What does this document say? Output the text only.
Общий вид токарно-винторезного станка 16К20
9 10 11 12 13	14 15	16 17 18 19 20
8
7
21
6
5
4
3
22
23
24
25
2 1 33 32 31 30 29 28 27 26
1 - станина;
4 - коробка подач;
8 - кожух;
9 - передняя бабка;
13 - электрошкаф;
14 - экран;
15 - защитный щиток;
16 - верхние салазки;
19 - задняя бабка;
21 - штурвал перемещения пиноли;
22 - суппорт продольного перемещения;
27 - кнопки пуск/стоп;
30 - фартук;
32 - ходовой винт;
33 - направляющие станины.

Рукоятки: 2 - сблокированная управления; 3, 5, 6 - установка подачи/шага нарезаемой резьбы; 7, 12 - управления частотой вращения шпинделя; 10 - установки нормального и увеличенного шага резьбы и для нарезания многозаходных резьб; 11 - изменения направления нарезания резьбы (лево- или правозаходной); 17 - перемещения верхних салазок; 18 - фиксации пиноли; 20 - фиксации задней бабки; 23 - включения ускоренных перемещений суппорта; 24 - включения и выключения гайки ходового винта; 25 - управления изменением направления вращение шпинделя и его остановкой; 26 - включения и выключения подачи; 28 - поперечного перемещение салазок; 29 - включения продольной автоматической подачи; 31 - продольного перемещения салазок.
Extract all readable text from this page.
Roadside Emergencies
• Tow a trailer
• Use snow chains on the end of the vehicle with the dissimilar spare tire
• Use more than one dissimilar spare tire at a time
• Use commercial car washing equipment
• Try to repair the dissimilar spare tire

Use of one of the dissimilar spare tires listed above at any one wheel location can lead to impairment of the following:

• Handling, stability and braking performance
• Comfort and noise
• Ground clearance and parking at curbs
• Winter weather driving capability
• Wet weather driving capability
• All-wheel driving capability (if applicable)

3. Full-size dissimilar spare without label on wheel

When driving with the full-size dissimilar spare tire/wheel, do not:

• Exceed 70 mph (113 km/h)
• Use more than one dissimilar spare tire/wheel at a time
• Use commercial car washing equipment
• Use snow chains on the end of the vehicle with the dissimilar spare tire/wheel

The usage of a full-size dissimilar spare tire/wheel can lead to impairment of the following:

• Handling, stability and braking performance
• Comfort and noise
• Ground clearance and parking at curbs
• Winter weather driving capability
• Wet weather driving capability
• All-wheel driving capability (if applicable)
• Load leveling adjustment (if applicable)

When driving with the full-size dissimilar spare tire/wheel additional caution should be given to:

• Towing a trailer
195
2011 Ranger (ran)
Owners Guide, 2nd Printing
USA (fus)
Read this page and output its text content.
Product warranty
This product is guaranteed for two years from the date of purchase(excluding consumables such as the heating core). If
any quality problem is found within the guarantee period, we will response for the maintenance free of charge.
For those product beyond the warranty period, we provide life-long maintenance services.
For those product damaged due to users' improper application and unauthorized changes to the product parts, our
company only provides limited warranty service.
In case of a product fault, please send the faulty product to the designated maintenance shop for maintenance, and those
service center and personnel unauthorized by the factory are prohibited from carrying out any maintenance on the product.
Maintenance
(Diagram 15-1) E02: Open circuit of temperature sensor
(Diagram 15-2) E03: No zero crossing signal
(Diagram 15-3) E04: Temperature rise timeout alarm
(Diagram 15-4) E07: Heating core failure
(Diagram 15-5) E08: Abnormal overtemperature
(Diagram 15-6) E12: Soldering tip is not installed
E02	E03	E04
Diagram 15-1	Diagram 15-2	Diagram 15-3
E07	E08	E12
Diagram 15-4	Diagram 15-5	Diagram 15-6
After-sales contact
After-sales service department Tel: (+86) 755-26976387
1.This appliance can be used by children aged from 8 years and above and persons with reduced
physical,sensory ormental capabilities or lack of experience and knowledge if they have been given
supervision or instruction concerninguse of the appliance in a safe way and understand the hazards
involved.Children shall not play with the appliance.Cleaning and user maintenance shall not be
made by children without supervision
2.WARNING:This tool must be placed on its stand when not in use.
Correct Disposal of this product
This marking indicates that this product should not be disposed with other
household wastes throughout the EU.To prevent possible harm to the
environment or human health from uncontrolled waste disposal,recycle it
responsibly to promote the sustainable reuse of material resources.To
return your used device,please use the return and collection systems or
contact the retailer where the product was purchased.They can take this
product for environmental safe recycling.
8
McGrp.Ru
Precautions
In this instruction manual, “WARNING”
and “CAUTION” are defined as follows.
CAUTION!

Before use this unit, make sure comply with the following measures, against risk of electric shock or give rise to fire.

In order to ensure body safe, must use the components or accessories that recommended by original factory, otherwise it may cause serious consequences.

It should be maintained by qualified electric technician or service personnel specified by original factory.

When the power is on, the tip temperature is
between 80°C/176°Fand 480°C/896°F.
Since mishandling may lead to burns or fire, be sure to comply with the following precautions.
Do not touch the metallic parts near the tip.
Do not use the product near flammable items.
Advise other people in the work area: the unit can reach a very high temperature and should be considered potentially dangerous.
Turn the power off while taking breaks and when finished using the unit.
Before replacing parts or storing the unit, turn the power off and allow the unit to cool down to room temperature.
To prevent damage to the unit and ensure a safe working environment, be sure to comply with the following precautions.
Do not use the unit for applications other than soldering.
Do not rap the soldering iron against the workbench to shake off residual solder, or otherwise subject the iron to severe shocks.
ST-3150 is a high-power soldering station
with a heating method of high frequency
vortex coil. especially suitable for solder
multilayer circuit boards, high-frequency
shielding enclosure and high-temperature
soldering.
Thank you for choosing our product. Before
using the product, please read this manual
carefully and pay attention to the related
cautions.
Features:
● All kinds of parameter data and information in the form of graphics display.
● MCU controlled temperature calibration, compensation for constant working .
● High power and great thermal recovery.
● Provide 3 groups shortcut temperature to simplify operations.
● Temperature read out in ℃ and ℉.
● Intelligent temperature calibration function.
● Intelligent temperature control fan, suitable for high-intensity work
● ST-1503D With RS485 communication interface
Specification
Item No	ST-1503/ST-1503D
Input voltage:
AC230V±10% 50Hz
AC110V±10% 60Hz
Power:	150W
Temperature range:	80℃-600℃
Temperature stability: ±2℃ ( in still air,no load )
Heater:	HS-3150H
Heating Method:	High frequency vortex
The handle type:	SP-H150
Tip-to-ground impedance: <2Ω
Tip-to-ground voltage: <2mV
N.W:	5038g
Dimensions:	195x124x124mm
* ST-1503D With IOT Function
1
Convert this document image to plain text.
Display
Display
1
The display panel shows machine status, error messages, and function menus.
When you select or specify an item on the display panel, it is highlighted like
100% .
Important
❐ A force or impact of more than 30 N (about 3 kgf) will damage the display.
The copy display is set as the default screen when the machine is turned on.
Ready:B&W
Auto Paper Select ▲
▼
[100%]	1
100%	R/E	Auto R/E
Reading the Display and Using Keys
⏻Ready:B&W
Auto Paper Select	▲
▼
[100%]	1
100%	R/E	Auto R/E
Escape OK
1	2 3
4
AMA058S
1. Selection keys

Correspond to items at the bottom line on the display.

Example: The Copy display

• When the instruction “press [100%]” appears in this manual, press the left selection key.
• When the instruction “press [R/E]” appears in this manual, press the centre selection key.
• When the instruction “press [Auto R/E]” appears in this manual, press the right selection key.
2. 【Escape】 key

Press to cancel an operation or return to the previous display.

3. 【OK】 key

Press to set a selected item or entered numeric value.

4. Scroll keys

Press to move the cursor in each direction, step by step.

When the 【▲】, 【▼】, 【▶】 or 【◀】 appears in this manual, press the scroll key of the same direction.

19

○ ○ ○ ○ ○ ○ ○

- Work required: Reproduce the data in its entirety, matching each character.

- Full response:
What does this document say? Output the text only.
Общий вид токарно-винторезного станка 16К20
9 10 11 12 13	14 15	16 17 18 19 20
8
7
21
6
5
4
3
22
23
24
25
2 1 33 32 31 30 29 28 27 26
1 - станина;
4 - коробка подач;
8 - кожух;
9 - передняя бабка;
13 - электрошкаф;
14 - экран;
15 - защитный щиток;
16 - верхние салазки;
19 - задняя бабка;
21 - штурвал перемещения пиноли;
22 - суппорт продольного перемещения;
27 - кнопки пуск/стоп;
30 - фартук;
32 - ходовой винт;
33 - направляющие станины.

Рукоятки: 2 - сблокированная управления; 3, 5, 6 - установка подачи/шага нарезаемой резьбы; 7, 12 - управления частотой вращения шпинделя; 10 - установки нормального и увеличенного шага резьбы и для нарезания многозаходных резьб; 11 - изменения направления нарезания резьбы (лево- или правозаходной); 17 - перемещения верхних салазок; 18 - фиксации пиноли; 20 - фиксации задней бабки; 23 - включения ускоренных перемещений суппорта; 24 - включения и выключения гайки ходового винта; 25 - управления изменением направления вращение шпинделя и его остановкой; 26 - включения и выключения подачи; 28 - поперечного перемещение салазок; 29 - включения продольной автоматической подачи; 31 - продольного перемещения салазок.
Extract all readable text from this page.
Roadside Emergencies
• Tow a trailer
• Use snow chains on the end of the vehicle with the dissimilar spare tire
• Use more than one dissimilar spare tire at a time
• Use commercial car washing equipment
• Try to repair the dissimilar spare tire

Use of one of the dissimilar spare tires listed above at any one wheel location can lead to impairment of the following:

• Handling, stability and braking performance
• Comfort and noise
• Ground clearance and parking at curbs
• Winter weather driving capability
• Wet weather driving capability
• All-wheel driving capability (if applicable)

3. Full-size dissimilar spare without label on wheel

When driving with the full-size dissimilar spare tire/wheel, do not:

• Exceed 70 mph (113 km/h)
• Use more than one dissimilar spare tire/wheel at a time
• Use commercial car washing equipment
• Use snow chains on the end of the vehicle with the dissimilar spare tire/wheel

The usage of a full-size dissimilar spare tire/wheel can lead to impairment of the following:

• Handling, stability and braking performance
• Comfort and noise
• Ground clearance and parking at curbs
• Winter weather driving capability
• Wet weather driving capability
• All-wheel driving capability (if applicable)
• Load leveling adjustment (if applicable)

When driving with the full-size dissimilar spare tire/wheel additional caution should be given to:

• Towing a trailer
195
2011 Ranger (ran)
Owners Guide, 2nd Printing
USA (fus)
Read this page and output its text content.
Product warranty
This product is guaranteed for two years from the date of purchase(excluding consumables such as the heating core). If
any quality problem is found within the guarantee period, we will response for the maintenance free of charge.
For those product beyond the warranty period, we provide life-long maintenance services.
For those product damaged due to users' improper application and unauthorized changes to the product parts, our
company only provides limited warranty service.
In case of a product fault, please send the faulty product to the designated maintenance shop for maintenance, and those
service center and personnel unauthorized by the factory are prohibited from carrying out any maintenance on the product.
Maintenance
(Diagram 15-1) E02: Open circuit of temperature sensor
(Diagram 15-2) E03: No zero crossing signal
(Diagram 15-3) E04: Temperature rise timeout alarm
(Diagram 15-4) E07: Heating core failure
(Diagram 15-5) E08: Abnormal overtemperature
(Diagram 15-6) E12: Soldering tip is not installed
E02	E03	E04
Diagram 15-1	Diagram 15-2	Diagram 15-3
E07	E08	E12
Diagram 15-4	Diagram 15-5	Diagram 15-6
After-sales contact
After-sales service department Tel: (+86) 755-26976387
1.This appliance can be used by children aged from 8 years and above and persons with reduced
physical,sensory ormental capabilities or lack of experience and knowledge if they have been given
supervision or instruction concerninguse of the appliance in a safe way and understand the hazards
involved.Children shall not play with the appliance.Cleaning and user maintenance shall not be
made by children without supervision
2.WARNING:This tool must be placed on its stand when not in use.
Correct Disposal of this product
This marking indicates that this product should not be disposed with other
household wastes throughout the EU.To prevent possible harm to the
environment or human health from uncontrolled waste disposal,recycle it
responsibly to promote the sustainable reuse of material resources.To
return your used device,please use the return and collection systems or
contact the retailer where the product was purchased.They can take this
product for environmental safe recycling.
8
McGrp.Ru
Precautions
In this instruction manual, “WARNING”
and “CAUTION” are defined as follows.
CAUTION!

Before use this unit, make sure comply with the following measures, against risk of electric shock or give rise to fire.

In order to ensure body safe, must use the components or accessories that recommended by original factory, otherwise it may cause serious consequences.

It should be maintained by qualified electric technician or service personnel specified by original factory.

When the power is on, the tip temperature is
between 80°C/176°Fand 480°C/896°F.
Since mishandling may lead to burns or fire, be sure to comply with the following precautions.
Do not touch the metallic parts near the tip.
Do not use the product near flammable items.
Advise other people in the work area: the unit can reach a very high temperature and should be considered potentially dangerous.
Turn the power off while taking breaks and when finished using the unit.
Before replacing parts or storing the unit, turn the power off and allow the unit to cool down to room temperature.
To prevent damage to the unit and ensure a safe working environment, be sure to comply with the following precautions.
Do not use the unit for applications other than soldering.
Do not rap the soldering iron against the workbench to shake off residual solder, or otherwise subject the iron to severe shocks.
ST-3150 is a high-power soldering station
with a heating method of high frequency
vortex coil. especially suitable for solder
multilayer circuit boards, high-frequency
shielding enclosure and high-temperature
soldering.
Thank you for choosing our product. Before
using the product, please read this manual
carefully and pay attention to the related
cautions.
Features:
● All kinds of parameter data and information in the form of graphics display.
● MCU controlled temperature calibration, compensation for constant working .
● High power and great thermal recovery.
● Provide 3 groups shortcut temperature to simplify operations.
● Temperature read out in ℃ and ℉.
● Intelligent temperature calibration function.
● Intelligent temperature control fan, suitable for high-intensity work
● ST-1503D With RS485 communication interface
Specification
Item No	ST-1503/ST-1503D
Input voltage:
AC230V±10% 50Hz
AC110V±10% 60Hz
Power:	150W
Temperature range:	80℃-600℃
Temperature stability: ±2℃ ( in still air,no load )
Heater:	HS-3150H
Heating Method:	High frequency vortex
The handle type:	SP-H150
Tip-to-ground impedance: <2Ω
Tip-to-ground voltage: <2mV
N.W:	5038g
Dimensions:	195x124x124mm
* ST-1503D With IOT Function
1
Convert this document image to plain text.
Display
Display
1
The display panel shows machine status, error messages, and function menus.
When you select or specify an item on the display panel, it is highlighted like
100% .
Important
❐ A force or impact of more than 30 N (about 3 kgf) will damage the display.
The copy display is set as the default screen when the machine is turned on.
Ready:B&W
Auto Paper Select ▲
▼
[100%]	1
100%	R/E	Auto R/E
Reading the Display and Using Keys
⏻Ready:B&W
Auto Paper Select	▲
▼
[100%]	1
100%	R/E	Auto R/E
Escape OK
1	2 3
4
AMA058S
1. Selection keys

Correspond to items at the bottom line on the display.

Example: The Copy display

• When the instruction “press [100%]” appears in this manual, press the left selection key.
• When the instruction “press [R/E]” appears in this manual, press the centre selection key.
• When the instruction “press [Auto R/E]” appears in this manual, press the right selection key.
2. 【Escape】 key

Press to cancel an operation or return to the previous display.

3. 【OK】 key

Press to set a selected item or entered numeric value.

4. Scroll keys

Press to move the cursor in each direction, step by step.

When the 【▲】, 【▼】, 【▶】 or 【◀】 appears in this manual, press the scroll key of the same direction.

19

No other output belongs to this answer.